==== Information given
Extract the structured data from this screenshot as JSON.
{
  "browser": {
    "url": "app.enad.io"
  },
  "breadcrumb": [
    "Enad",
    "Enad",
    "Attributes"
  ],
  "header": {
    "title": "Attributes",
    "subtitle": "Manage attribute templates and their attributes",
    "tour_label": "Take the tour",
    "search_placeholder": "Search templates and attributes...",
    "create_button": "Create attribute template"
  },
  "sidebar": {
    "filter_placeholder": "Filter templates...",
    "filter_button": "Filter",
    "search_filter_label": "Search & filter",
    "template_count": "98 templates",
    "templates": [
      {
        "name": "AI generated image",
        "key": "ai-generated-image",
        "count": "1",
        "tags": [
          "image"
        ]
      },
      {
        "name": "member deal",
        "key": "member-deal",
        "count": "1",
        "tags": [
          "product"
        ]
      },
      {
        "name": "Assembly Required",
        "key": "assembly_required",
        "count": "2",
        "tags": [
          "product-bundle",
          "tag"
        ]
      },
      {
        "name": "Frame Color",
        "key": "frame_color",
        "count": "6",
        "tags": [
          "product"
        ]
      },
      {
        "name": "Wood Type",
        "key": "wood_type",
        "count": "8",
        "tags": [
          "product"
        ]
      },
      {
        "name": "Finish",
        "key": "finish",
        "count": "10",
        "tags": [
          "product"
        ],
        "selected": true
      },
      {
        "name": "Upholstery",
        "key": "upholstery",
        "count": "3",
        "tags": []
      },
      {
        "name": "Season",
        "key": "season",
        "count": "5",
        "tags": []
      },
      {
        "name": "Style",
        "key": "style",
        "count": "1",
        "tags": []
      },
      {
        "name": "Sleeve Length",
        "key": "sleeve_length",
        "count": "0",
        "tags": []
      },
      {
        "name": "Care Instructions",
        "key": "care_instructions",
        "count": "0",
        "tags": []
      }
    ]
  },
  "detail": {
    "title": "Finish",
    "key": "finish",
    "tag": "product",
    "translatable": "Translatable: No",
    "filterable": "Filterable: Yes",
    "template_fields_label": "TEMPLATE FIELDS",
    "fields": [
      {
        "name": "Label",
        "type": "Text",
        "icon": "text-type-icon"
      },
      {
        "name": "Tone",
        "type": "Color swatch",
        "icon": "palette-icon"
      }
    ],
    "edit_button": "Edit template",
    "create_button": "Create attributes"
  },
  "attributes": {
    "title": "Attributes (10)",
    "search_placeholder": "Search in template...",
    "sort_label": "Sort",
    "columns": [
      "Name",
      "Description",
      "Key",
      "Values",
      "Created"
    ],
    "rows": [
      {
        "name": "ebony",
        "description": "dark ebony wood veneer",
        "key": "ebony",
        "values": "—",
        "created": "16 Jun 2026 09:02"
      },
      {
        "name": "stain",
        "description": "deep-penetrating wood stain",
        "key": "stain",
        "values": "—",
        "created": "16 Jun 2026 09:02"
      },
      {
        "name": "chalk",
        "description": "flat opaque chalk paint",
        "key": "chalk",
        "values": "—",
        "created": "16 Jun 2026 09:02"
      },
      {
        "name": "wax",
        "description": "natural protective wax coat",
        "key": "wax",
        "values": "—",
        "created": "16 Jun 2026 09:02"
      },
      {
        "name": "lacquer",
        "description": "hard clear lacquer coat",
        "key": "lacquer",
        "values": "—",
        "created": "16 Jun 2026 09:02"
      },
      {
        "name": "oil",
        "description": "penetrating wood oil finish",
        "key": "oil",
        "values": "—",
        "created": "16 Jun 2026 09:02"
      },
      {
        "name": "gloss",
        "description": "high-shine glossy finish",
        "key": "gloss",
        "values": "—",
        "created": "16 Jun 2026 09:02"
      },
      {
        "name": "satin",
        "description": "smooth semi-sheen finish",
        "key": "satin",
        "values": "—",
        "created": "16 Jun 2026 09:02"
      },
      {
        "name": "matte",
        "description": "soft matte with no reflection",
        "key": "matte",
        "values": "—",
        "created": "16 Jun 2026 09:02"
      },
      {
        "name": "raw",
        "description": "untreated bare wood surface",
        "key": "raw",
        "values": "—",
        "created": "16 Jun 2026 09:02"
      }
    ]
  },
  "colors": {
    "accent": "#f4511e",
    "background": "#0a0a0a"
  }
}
========
Exercise brief >>
Reproduce the records above exactly as they appear.

Task result >>
Extract the structured data from this screenshot as JSON.
{
  "browser": {
    "url": "app.enad.io"
  },
  "breadcrumb": [
    "Enad",
    "Enad",
    "Attributes"
  ],
  "header": {
    "title": "Attributes",
    "subtitle": "Manage attribute templates and their attributes",
    "tour_label": "Take the tour",
    "search_placeholder": "Search templates and attributes...",
    "create_button": "Create attribute template"
  },
  "sidebar": {
    "filter_placeholder": "Filter templates...",
    "filter_button": "Filter",
    "search_filter_label": "Search & filter",
    "template_count": "98 templates",
    "templates": [
      {
        "name": "AI generated image",
        "key": "ai-generated-image",
        "count": "1",
        "tags": [
          "image"
        ]
      },
      {
        "name": "member deal",
        "key": "member-deal",
        "count": "1",
        "tags": [
          "product"
        ]
      },
      {
        "name": "Assembly Required",
        "key": "assembly_required",
        "count": "2",
        "tags": [
          "product-bundle",
          "tag"
        ]
      },
      {
        "name": "Frame Color",
        "key": "frame_color",
        "count": "6",
        "tags": [
          "product"
        ]
      },
      {
        "name": "Wood Type",
        "key": "wood_type",
        "count": "8",
        "tags": [
          "product"
        ]
      },
      {
        "name": "Finish",
        "key": "finish",
        "count": "10",
        "tags": [
          "product"
        ],
        "selected": true
      },
      {
        "name": "Upholstery",
        "key": "upholstery",
        "count": "3",
        "tags": []
      },
      {
        "name": "Season",
        "key": "season",
        "count": "5",
        "tags": []
      },
      {
        "name": "Style",
        "key": "style",
        "count": "1",
        "tags": []
      },
      {
        "name": "Sleeve Length",
        "key": "sleeve_length",
        "count": "0",
        "tags": []
      },
      {
        "name": "Care Instructions",
        "key": "care_instructions",
        "count": "0",
        "tags": []
      }
    ]
  },
  "detail": {
    "title": "Finish",
    "key": "finish",
    "tag": "product",
    "translatable": "Translatable: No",
    "filterable": "Filterable: Yes",
    "template_fields_label": "TEMPLATE FIELDS",
    "fields": [
      {
        "name": "Label",
        "type": "Text",
        "icon": "text-type-icon"
      },
      {
        "name": "Tone",
        "type": "Color swatch",
        "icon": "palette-icon"
      }
    ],
    "edit_button": "Edit template",
    "create_button": "Create attributes"
  },
  "attributes": {
    "title": "Attributes (10)",
    "search_placeholder": "Search in template...",
    "sort_label": "Sort",
    "columns": [
      "Name",
      "Description",
      "Key",
      "Values",
      "Created"
    ],
    "rows": [
      {
        "name": "ebony",
        "description": "dark ebony wood veneer",
        "key": "ebony",
        "values": "—",
        "created": "16 Jun 2026 09:02"
      },
      {
        "name": "stain",
        "description": "deep-penetrating wood stain",
        "key": "stain",
        "values": "—",
        "created": "16 Jun 2026 09:02"
      },
      {
        "name": "chalk",
        "description": "flat opaque chalk paint",
        "key": "chalk",
        "values": "—",
        "created": "16 Jun 2026 09:02"
      },
      {
        "name": "wax",
        "description": "natural protective wax coat",
        "key": "wax",
        "values": "—",
        "created": "16 Jun 2026 09:02"
      },
      {
        "name": "lacquer",
        "description": "hard clear lacquer coat",
        "key": "lacquer",
        "values": "—",
        "created": "16 Jun 2026 09:02"
      },
      {
        "name": "oil",
        "description": "penetrating wood oil finish",
        "key": "oil",
        "values": "—",
        "created": "16 Jun 2026 09:02"
      },
      {
        "name": "gloss",
        "description": "high-shine glossy finish",
        "key": "gloss",
        "values": "—",
        "created": "16 Jun 2026 09:02"
      },
      {
        "name": "satin",
        "description": "smooth semi-sheen finish",
        "key": "satin",
        "values": "—",
        "created": "16 Jun 2026 09:02"
      },
      {
        "name": "matte",
        "description": "soft matte with no reflection",
        "key": "matte",
        "values": "—",
        "created": "16 Jun 2026 09:02"
      },
      {
        "name": "raw",
        "description": "untreated bare wood surface",
        "key": "raw",
        "values": "—",
        "created": "16 Jun 2026 09:02"
      }
    ]
  },
  "colors": {
    "accent": "#f4511e",
    "background": "#0a0a0a"
  }
}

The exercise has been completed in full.